*Data provided:*
○ ○ ○ ○ ○ ○ ○
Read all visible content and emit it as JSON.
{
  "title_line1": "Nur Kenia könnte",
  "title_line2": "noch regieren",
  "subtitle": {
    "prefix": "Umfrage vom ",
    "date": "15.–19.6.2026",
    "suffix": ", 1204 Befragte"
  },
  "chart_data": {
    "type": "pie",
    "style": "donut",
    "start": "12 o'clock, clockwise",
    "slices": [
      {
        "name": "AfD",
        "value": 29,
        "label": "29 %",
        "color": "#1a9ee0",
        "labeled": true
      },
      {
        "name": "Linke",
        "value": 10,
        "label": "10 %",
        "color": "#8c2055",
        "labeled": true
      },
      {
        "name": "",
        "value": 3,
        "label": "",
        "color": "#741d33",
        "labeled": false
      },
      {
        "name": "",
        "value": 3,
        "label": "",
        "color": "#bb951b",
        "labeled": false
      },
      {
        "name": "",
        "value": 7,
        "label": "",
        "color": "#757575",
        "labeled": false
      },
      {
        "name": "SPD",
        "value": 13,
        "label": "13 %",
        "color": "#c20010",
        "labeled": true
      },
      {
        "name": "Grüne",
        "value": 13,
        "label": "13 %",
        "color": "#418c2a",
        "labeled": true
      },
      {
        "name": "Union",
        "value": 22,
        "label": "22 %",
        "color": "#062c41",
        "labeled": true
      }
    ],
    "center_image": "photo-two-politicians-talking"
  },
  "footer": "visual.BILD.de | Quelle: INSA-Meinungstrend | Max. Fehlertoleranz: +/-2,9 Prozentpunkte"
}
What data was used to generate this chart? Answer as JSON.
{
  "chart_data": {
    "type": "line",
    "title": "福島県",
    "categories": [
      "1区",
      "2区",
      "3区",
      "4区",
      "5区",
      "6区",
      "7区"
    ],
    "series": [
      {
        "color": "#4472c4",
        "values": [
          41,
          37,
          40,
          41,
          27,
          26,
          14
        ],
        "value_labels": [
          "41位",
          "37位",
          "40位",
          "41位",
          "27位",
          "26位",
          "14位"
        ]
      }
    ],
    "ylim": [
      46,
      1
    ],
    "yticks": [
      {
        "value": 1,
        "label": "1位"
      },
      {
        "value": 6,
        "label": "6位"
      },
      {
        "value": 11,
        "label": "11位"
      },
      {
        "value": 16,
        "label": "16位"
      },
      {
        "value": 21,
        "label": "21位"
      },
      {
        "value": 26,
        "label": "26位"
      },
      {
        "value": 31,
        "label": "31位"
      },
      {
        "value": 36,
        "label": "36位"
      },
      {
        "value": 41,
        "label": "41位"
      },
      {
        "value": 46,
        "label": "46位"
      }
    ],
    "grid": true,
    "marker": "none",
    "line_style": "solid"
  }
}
○ ○ ○ ○ ○ ○ ○
*Objective:* Write only the number of lines in the data above that include "JSON".

*Answer to this problem:* 2